◆ **Stated problem**:
Write out all of the data without omission, exactly as shown.

START Records for the task

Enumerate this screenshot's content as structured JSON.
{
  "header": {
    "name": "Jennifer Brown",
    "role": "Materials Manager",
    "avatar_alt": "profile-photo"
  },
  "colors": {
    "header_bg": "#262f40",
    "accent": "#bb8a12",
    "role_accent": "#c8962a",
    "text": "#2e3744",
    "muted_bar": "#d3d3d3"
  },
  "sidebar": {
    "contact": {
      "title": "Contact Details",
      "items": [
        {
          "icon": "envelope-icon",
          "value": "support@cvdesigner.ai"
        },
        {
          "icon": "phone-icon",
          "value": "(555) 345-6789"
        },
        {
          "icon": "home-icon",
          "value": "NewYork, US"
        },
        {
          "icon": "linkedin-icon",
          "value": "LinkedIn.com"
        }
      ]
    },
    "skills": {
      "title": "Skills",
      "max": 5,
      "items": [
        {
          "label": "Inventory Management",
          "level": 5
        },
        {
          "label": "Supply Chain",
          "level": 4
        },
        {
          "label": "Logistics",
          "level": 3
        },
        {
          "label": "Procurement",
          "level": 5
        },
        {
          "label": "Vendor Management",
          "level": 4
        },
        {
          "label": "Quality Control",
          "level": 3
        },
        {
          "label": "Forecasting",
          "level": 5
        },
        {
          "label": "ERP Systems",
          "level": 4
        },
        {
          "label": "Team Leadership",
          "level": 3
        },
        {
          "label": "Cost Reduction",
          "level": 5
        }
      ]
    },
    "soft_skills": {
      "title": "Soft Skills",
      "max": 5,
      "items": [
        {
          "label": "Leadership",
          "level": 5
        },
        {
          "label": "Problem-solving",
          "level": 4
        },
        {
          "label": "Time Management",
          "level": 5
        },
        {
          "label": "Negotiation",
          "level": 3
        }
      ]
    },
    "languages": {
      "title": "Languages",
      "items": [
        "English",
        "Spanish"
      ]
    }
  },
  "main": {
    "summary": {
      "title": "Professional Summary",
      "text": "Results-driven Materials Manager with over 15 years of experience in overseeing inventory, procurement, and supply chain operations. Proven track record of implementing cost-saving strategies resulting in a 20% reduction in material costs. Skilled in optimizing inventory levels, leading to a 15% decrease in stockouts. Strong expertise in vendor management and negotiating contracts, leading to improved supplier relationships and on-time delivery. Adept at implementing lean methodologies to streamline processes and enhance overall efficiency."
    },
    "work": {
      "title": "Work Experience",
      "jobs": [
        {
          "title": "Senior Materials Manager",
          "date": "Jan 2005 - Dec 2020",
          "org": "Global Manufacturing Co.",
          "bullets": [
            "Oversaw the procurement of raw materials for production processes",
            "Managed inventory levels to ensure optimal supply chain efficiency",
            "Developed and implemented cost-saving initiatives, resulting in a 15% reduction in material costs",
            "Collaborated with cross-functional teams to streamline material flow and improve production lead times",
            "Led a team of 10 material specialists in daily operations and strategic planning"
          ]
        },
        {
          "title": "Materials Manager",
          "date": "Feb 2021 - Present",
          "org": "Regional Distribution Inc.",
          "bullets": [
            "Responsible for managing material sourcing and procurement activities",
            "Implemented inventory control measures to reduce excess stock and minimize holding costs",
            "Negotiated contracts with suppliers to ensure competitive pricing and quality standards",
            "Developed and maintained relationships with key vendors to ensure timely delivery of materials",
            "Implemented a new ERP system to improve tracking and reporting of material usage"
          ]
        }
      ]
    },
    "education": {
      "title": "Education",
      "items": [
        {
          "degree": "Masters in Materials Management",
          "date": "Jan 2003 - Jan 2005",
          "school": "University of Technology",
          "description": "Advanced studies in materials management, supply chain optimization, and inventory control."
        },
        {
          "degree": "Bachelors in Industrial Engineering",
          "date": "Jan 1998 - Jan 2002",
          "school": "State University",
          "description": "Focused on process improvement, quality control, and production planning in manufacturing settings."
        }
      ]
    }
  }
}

END Records for the task

◆ **Solved exercise**:
Enumerate this screenshot's content as structured JSON.
{
  "header": {
    "name": "Jennifer Brown",
    "role": "Materials Manager",
    "avatar_alt": "profile-photo"
  },
  "colors": {
    "header_bg": "#262f40",
    "accent": "#bb8a12",
    "role_accent": "#c8962a",
    "text": "#2e3744",
    "muted_bar": "#d3d3d3"
  },
  "sidebar": {
    "contact": {
      "title": "Contact Details",
      "items": [
        {
          "icon": "envelope-icon",
          "value": "support@cvdesigner.ai"
        },
        {
          "icon": "phone-icon",
          "value": "(555) 345-6789"
        },
        {
          "icon": "home-icon",
          "value": "NewYork, US"
        },
        {
          "icon": "linkedin-icon",
          "value": "LinkedIn.com"
        }
      ]
    },
    "skills": {
      "title": "Skills",
      "max": 5,
      "items": [
        {
          "label": "Inventory Management",
          "level": 5
        },
        {
          "label": "Supply Chain",
          "level": 4
        },
        {
          "label": "Logistics",
          "level": 3
        },
        {
          "label": "Procurement",
          "level": 5
        },
        {
          "label": "Vendor Management",
          "level": 4
        },
        {
          "label": "Quality Control",
          "level": 3
        },
        {
          "label": "Forecasting",
          "level": 5
        },
        {
          "label": "ERP Systems",
          "level": 4
        },
        {
          "label": "Team Leadership",
          "level": 3
        },
        {
          "label": "Cost Reduction",
          "level": 5
        }
      ]
    },
    "soft_skills": {
      "title": "Soft Skills",
      "max": 5,
      "items": [
        {
          "label": "Leadership",
          "level": 5
        },
        {
          "label": "Problem-solving",
          "level": 4
        },
        {
          "label": "Time Management",
          "level": 5
        },
        {
          "label": "Negotiation",
          "level": 3
        }
      ]
    },
    "languages": {
      "title": "Languages",
      "items": [
        "English",
        "Spanish"
      ]
    }
  },
  "main": {
    "summary": {
      "title": "Professional Summary",
      "text": "Results-driven Materials Manager with over 15 years of experience in overseeing inventory, procurement, and supply chain operations. Proven track record of implementing cost-saving strategies resulting in a 20% reduction in material costs. Skilled in optimizing inventory levels, leading to a 15% decrease in stockouts. Strong expertise in vendor management and negotiating contracts, leading to improved supplier relationships and on-time delivery. Adept at implementing lean methodologies to streamline processes and enhance overall efficiency."
    },
    "work": {
      "title": "Work Experience",
      "jobs": [
        {
          "title": "Senior Materials Manager",
          "date": "Jan 2005 - Dec 2020",
          "org": "Global Manufacturing Co.",
          "bullets": [
            "Oversaw the procurement of raw materials for production processes",
            "Managed inventory levels to ensure optimal supply chain efficiency",
            "Developed and implemented cost-saving initiatives, resulting in a 15% reduction in material costs",
            "Collaborated with cross-functional teams to streamline material flow and improve production lead times",
            "Led a team of 10 material specialists in daily operations and strategic planning"
          ]
        },
        {
          "title": "Materials Manager",
          "date": "Feb 2021 - Present",
          "org": "Regional Distribution Inc.",
          "bullets": [
            "Responsible for managing material sourcing and procurement activities",
            "Implemented inventory control measures to reduce excess stock and minimize holding costs",
            "Negotiated contracts with suppliers to ensure competitive pricing and quality standards",
            "Developed and maintained relationships with key vendors to ensure timely delivery of materials",
            "Implemented a new ERP system to improve tracking and reporting of material usage"
          ]
        }
      ]
    },
    "education": {
      "title": "Education",
      "items": [
        {
          "degree": "Masters in Materials Management",
          "date": "Jan 2003 - Jan 2005",
          "school": "University of Technology",
          "description": "Advanced studies in materials management, supply chain optimization, and inventory control."
        },
        {
          "degree": "Bachelors in Industrial Engineering",
          "date": "Jan 1998 - Jan 2002",
          "school": "State University",
          "description": "Focused on process improvement, quality control, and production planning in manufacturing settings."
        }
      ]
    }
  }
}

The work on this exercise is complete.